# AVAILABLE RECORDS start

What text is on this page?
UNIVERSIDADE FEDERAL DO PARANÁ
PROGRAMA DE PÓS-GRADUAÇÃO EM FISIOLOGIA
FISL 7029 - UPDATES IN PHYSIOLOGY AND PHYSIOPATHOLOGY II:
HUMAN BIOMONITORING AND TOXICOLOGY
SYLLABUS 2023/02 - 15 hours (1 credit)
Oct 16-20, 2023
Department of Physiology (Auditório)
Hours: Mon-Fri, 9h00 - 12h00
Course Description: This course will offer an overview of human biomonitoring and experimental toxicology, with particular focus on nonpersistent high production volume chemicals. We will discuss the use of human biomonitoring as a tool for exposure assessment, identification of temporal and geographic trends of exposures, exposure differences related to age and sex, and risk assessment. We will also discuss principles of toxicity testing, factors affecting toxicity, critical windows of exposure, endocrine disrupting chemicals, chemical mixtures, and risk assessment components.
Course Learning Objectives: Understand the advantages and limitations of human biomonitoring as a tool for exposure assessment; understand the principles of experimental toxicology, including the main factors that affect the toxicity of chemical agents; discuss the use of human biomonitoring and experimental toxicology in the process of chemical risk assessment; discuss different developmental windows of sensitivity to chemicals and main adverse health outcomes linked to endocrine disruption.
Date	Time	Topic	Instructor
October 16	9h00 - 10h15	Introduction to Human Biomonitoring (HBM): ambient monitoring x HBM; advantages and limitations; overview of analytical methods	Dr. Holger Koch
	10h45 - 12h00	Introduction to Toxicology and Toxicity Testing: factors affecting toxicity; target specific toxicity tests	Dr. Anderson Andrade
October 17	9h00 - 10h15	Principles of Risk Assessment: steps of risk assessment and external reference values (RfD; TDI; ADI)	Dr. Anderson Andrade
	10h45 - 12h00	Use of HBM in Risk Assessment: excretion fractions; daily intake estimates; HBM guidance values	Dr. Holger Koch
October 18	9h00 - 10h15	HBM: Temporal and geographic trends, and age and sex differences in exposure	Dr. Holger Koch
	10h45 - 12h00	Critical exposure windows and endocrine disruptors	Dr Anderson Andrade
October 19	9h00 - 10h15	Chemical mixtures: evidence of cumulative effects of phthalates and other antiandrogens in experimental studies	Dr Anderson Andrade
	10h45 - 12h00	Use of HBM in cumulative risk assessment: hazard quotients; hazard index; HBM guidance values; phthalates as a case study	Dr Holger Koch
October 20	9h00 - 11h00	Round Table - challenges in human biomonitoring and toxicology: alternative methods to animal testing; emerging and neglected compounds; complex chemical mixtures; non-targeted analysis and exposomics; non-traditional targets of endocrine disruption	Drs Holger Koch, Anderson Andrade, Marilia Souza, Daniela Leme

# AVAILABLE RECORDS end
# AVAILABLE RECORDS start

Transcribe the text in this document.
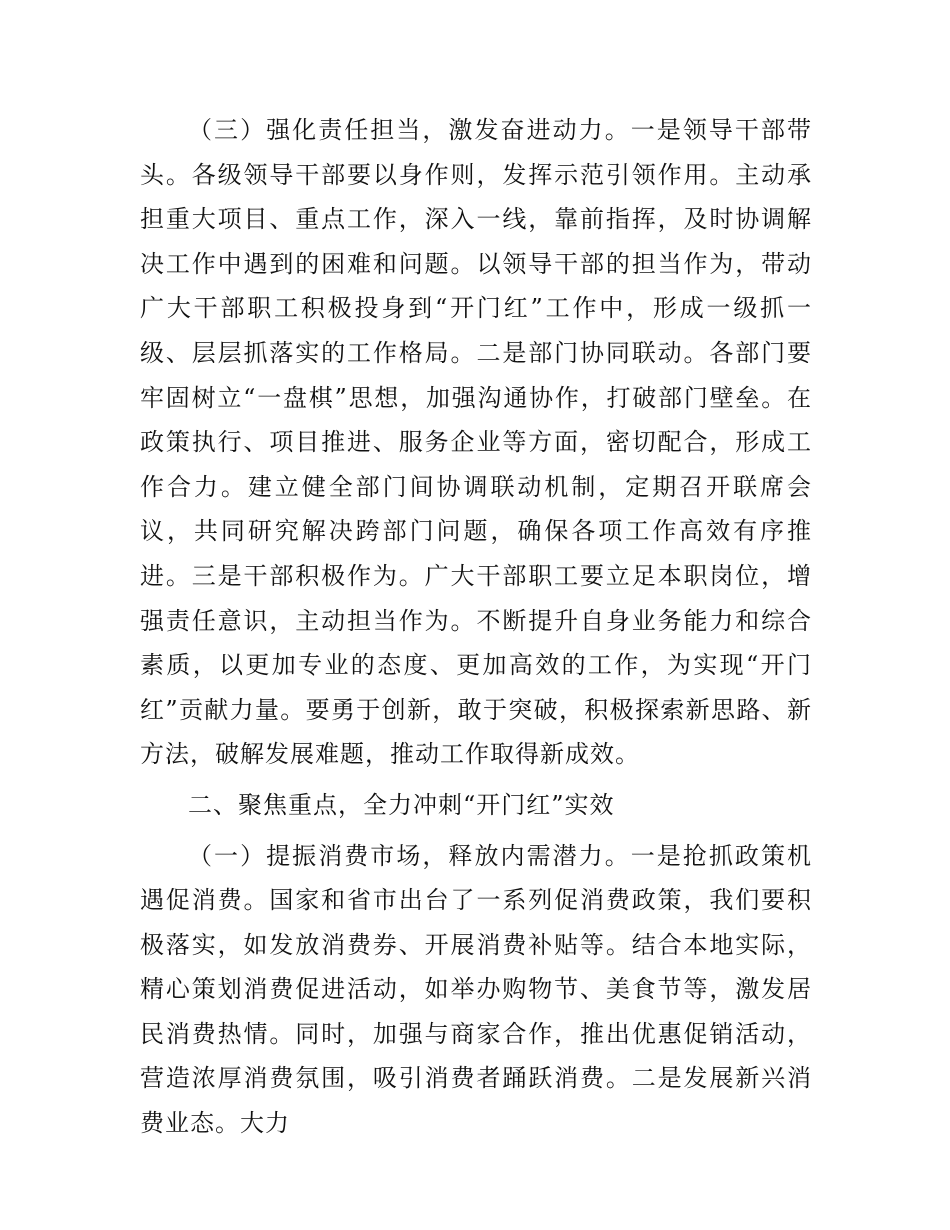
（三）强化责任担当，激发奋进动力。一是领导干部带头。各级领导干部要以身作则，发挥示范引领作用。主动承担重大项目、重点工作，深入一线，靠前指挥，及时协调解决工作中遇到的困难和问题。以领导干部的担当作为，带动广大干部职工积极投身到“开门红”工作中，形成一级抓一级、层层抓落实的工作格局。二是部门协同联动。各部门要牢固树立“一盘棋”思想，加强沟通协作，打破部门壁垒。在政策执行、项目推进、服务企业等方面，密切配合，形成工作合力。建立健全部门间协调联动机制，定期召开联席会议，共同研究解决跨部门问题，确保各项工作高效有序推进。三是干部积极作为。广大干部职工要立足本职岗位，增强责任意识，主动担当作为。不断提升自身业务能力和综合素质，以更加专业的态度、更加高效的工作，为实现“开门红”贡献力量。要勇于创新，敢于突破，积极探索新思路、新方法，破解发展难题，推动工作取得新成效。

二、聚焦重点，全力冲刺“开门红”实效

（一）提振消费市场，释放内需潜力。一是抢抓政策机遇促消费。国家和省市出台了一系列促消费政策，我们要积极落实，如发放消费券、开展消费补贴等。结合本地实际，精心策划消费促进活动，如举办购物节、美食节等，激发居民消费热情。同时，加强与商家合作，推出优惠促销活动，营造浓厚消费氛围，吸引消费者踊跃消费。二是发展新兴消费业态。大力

# AVAILABLE RECORDS end

§ OBJECTIVE: Scan the lines above for "guidance", then copy every one that has it.

§ TASK SOLUTION:
	10h45 - 12h00	Use of HBM in Risk Assessment: excretion fractions; daily intake estimates; HBM guidance values	Dr. Holger Koch
	10h45 - 12h00	Use of HBM in cumulative risk assessment: hazard quotients; hazard index; HBM guidance values; phthalates as a case study	Dr Holger Koch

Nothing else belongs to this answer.